* DATA SHOWN:
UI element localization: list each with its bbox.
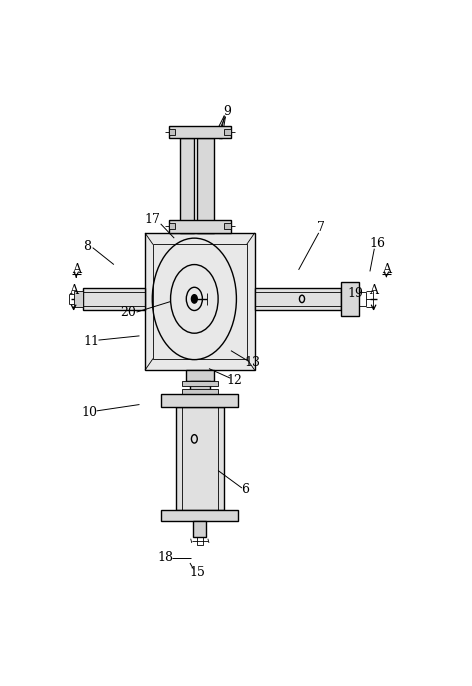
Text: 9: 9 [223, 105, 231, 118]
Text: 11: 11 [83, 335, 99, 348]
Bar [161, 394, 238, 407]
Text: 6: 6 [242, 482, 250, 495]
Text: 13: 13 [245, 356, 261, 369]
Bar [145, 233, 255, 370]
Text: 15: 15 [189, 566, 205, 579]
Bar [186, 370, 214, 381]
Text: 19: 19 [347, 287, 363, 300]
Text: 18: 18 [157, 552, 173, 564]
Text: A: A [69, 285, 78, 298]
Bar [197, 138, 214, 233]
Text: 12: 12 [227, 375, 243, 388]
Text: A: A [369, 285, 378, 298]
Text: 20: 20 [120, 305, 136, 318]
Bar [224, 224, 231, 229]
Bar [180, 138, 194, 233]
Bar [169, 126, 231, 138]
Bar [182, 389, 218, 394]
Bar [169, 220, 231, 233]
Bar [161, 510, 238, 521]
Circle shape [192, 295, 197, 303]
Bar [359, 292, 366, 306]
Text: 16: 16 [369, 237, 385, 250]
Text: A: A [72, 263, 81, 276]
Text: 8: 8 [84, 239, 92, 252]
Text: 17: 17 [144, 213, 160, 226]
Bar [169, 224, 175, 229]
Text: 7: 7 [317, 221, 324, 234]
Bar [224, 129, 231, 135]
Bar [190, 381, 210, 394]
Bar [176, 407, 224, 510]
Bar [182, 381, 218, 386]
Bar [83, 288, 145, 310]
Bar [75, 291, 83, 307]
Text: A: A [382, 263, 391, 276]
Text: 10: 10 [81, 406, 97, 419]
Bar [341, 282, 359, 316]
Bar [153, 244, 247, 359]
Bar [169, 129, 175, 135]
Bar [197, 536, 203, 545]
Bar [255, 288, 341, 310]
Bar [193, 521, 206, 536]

==

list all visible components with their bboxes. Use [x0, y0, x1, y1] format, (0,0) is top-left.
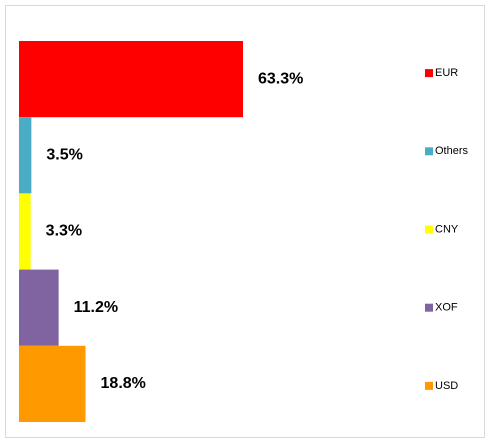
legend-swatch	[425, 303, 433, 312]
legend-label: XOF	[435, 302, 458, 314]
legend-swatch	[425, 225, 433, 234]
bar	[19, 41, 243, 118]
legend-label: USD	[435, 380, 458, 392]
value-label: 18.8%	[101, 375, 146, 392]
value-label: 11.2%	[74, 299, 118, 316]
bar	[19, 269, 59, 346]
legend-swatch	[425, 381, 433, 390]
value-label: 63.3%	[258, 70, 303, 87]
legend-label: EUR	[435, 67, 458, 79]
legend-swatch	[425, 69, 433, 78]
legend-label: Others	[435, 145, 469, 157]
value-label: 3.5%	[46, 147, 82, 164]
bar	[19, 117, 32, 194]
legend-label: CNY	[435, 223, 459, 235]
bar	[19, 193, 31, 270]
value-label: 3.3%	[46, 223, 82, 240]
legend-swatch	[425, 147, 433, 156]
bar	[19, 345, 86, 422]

==

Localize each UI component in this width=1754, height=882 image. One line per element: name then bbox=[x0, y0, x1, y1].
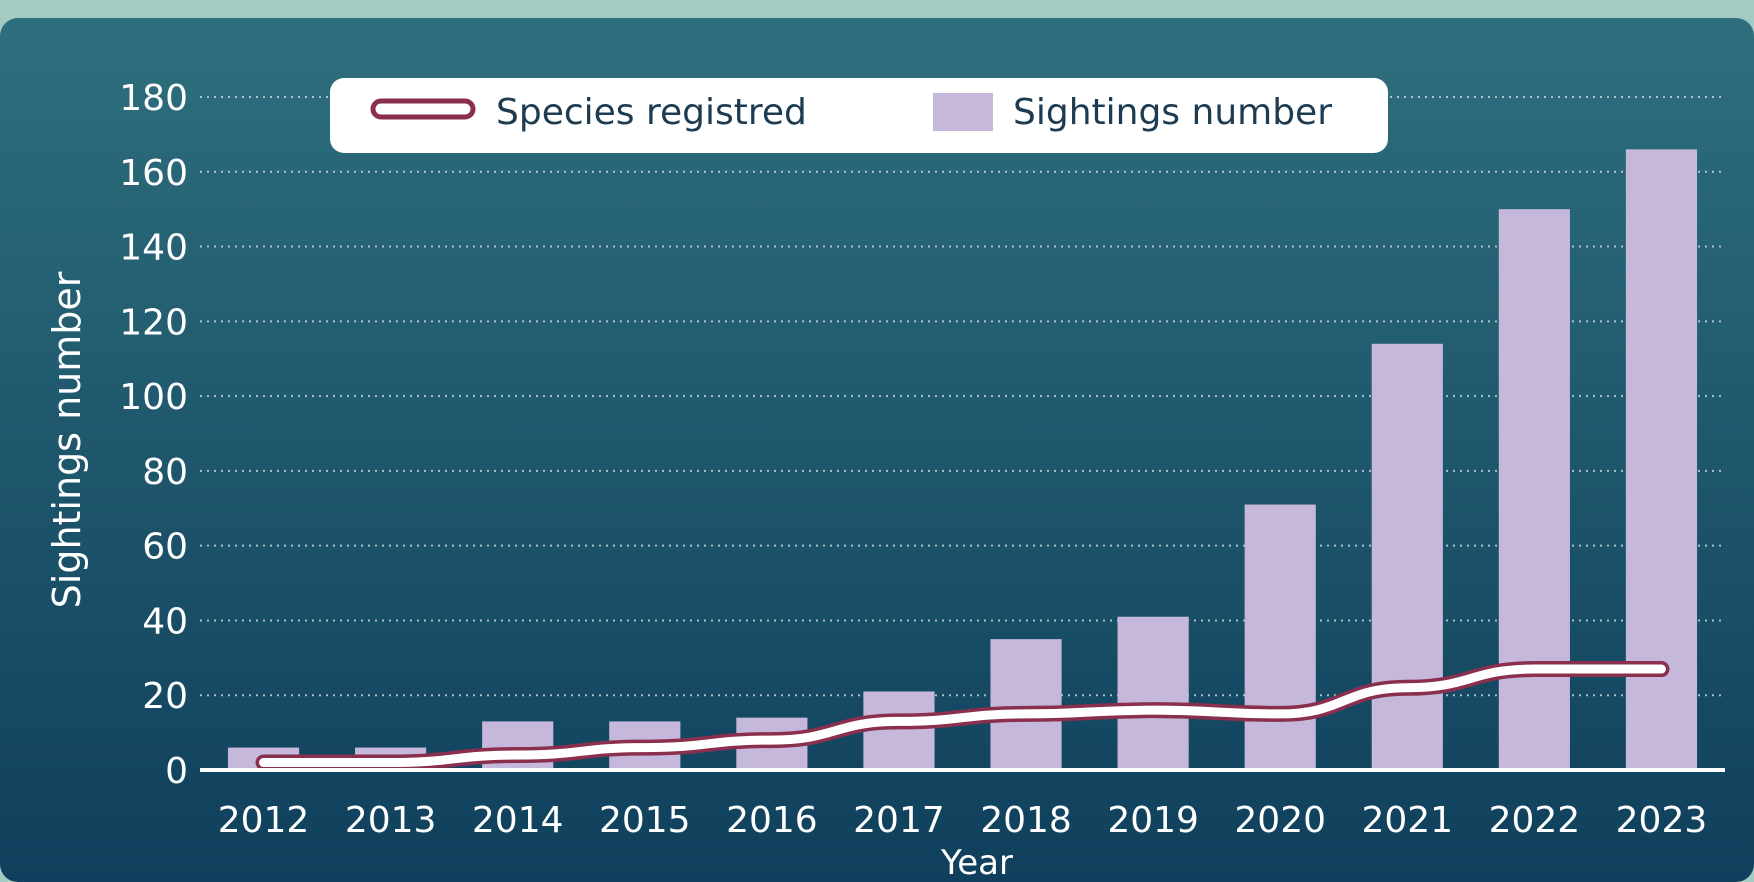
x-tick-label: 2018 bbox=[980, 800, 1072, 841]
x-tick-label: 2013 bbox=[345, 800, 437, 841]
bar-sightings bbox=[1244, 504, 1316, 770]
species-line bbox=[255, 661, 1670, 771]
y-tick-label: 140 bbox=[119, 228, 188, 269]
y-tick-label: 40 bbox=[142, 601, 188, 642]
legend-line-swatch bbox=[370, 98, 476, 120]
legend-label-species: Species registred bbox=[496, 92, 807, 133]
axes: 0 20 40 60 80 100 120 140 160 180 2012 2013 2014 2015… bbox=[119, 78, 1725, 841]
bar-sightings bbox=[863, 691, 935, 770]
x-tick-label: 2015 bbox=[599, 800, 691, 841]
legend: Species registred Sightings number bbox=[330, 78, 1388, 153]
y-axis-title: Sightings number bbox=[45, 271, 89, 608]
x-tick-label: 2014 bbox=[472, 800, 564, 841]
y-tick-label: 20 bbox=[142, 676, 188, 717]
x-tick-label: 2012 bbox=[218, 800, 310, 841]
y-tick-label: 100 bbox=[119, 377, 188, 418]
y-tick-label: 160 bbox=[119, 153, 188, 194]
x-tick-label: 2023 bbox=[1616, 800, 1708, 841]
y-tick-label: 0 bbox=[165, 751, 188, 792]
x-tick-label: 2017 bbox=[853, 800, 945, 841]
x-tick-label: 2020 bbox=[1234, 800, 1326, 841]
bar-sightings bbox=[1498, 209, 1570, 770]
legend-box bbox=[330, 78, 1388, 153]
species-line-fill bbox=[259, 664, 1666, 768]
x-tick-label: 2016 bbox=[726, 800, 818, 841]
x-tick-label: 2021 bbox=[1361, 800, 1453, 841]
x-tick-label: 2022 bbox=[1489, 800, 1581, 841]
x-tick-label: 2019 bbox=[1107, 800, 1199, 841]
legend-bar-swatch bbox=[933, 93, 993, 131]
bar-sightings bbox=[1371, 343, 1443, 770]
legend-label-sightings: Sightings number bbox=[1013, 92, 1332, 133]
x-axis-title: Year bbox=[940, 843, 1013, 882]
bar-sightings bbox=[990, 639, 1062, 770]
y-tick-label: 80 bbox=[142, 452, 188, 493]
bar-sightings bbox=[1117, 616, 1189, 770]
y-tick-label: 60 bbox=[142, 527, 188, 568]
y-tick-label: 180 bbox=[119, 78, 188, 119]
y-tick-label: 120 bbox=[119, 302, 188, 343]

* THE TASK: Starting with the line that contains "Text: 9: 9 [223, 105, 231, 118]" and going on through the line that contains "Text: 12: 12 [227, 375, 243, 388]", give those records again with "Bar" renamed to "Column" and everything else unchanged.

* RESULT FOR THIS EXERCISE:
Text: 9: 9 [223, 105, 231, 118]
Text: 11: 11 [83, 335, 99, 348]
Column [161, 394, 238, 407]
Text: 6: 6 [242, 482, 250, 495]
Text: 13: 13 [245, 356, 261, 369]
Column [145, 233, 255, 370]
Text: 15: 15 [189, 566, 205, 579]
Column [186, 370, 214, 381]
Text: 19: 19 [347, 287, 363, 300]
Text: 18: 18 [157, 552, 173, 564]
Text: A: A [69, 285, 78, 298]
Column [197, 138, 214, 233]
Text: 12: 12 [227, 375, 243, 388]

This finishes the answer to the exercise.